**Records excerpted from a collection:**
■ ■ ■ ■ ■

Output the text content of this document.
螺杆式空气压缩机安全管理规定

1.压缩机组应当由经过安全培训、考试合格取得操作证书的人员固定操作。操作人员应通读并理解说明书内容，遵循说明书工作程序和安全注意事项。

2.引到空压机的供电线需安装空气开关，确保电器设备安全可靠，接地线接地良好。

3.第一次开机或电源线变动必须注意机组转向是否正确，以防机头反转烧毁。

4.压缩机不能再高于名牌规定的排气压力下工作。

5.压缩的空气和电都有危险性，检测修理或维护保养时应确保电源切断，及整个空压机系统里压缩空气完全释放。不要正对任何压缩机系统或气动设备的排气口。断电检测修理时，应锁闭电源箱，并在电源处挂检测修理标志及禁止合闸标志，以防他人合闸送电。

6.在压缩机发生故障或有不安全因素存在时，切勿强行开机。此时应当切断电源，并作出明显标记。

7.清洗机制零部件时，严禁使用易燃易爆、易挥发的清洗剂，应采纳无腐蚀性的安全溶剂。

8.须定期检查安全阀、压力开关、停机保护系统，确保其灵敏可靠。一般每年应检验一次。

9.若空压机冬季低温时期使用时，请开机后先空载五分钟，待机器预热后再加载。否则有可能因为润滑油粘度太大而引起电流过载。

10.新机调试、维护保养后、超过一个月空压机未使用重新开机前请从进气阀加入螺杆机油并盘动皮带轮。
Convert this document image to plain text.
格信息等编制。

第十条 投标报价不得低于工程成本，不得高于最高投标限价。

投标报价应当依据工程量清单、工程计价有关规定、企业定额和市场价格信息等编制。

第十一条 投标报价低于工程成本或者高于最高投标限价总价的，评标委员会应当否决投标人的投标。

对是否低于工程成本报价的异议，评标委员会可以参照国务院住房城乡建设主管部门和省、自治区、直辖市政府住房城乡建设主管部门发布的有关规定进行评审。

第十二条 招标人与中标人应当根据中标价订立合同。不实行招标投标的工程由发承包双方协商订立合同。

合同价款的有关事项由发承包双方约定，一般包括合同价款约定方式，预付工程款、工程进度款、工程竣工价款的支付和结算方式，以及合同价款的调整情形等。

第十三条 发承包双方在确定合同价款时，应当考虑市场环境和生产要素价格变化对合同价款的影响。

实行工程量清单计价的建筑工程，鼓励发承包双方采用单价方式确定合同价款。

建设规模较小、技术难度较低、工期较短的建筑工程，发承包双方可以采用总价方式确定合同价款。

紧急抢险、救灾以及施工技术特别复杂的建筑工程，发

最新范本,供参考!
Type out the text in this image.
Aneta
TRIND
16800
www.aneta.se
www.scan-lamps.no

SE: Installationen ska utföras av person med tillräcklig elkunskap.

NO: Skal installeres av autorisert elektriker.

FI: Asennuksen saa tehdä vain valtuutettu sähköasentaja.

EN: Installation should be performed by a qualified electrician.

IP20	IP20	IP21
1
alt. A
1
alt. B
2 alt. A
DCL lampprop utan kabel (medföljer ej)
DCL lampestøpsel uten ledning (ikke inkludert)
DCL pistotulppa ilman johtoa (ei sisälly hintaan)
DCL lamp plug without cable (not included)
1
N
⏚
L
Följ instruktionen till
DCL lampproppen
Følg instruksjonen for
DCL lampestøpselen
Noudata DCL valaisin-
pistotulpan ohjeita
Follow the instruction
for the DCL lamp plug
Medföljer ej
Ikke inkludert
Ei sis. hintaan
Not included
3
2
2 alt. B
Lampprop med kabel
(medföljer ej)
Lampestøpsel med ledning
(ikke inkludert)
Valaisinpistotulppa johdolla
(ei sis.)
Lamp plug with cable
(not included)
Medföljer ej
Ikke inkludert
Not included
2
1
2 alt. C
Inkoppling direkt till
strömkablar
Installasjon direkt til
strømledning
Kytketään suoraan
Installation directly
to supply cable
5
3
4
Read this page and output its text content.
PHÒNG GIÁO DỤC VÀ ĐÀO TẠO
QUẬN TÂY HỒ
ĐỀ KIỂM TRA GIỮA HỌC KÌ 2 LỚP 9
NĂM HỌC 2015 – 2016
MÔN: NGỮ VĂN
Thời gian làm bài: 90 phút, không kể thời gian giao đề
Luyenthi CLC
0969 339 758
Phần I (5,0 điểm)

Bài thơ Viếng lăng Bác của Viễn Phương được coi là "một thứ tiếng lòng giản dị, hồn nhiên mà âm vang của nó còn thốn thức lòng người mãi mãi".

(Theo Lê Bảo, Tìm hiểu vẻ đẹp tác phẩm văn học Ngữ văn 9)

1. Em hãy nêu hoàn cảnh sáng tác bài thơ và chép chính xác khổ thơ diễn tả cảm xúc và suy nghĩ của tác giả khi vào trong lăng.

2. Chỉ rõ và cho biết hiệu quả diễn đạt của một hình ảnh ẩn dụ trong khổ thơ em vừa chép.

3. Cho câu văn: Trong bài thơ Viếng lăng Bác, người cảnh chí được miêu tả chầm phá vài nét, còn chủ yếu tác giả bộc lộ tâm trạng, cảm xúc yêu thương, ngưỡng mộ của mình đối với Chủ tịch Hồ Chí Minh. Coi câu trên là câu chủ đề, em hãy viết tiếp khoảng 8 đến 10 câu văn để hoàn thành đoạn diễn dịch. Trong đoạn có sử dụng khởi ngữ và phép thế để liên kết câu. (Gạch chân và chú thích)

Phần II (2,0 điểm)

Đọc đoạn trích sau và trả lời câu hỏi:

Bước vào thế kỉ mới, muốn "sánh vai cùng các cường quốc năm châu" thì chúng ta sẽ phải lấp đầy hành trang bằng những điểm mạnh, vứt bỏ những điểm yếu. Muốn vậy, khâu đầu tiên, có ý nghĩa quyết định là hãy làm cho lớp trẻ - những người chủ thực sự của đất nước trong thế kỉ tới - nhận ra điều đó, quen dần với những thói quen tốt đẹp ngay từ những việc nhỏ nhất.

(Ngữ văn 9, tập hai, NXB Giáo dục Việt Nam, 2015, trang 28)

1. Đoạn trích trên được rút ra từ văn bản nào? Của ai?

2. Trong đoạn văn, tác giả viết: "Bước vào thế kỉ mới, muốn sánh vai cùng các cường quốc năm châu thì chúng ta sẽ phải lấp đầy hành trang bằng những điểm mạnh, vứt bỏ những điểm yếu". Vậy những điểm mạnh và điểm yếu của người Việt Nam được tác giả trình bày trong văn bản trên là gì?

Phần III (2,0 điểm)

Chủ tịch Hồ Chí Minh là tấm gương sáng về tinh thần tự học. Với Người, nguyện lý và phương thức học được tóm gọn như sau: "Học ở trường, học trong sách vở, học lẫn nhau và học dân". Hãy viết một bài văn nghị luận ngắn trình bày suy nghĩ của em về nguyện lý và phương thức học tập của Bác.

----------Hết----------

■ ■ ■ ■ ■

Search the lines for "tịch". Copy each line that has it.

3. Cho câu văn: Trong bài thơ Viếng lăng Bác, người cảnh chí được miêu tả chầm phá vài nét, còn chủ yếu tác giả bộc lộ tâm trạng, cảm xúc yêu thương, ngưỡng mộ của mình đối với Chủ tịch Hồ Chí Minh. Coi câu trên là câu chủ đề, em hãy viết tiếp khoảng 8 đến 10 câu văn để hoàn thành đoạn diễn dịch. Trong đoạn có sử dụng khởi ngữ và phép thế để liên kết câu. (Gạch chân và chú thích)
Chủ tịch Hồ Chí Minh là tấm gương sáng về tinh thần tự học. Với Người, nguyện lý và phương thức học được tóm gọn như sau: "Học ở trường, học trong sách vở, học lẫn nhau và học dân". Hãy viết một bài văn nghị luận ngắn trình bày suy nghĩ của em về nguyện lý và phương thức học tập của Bác.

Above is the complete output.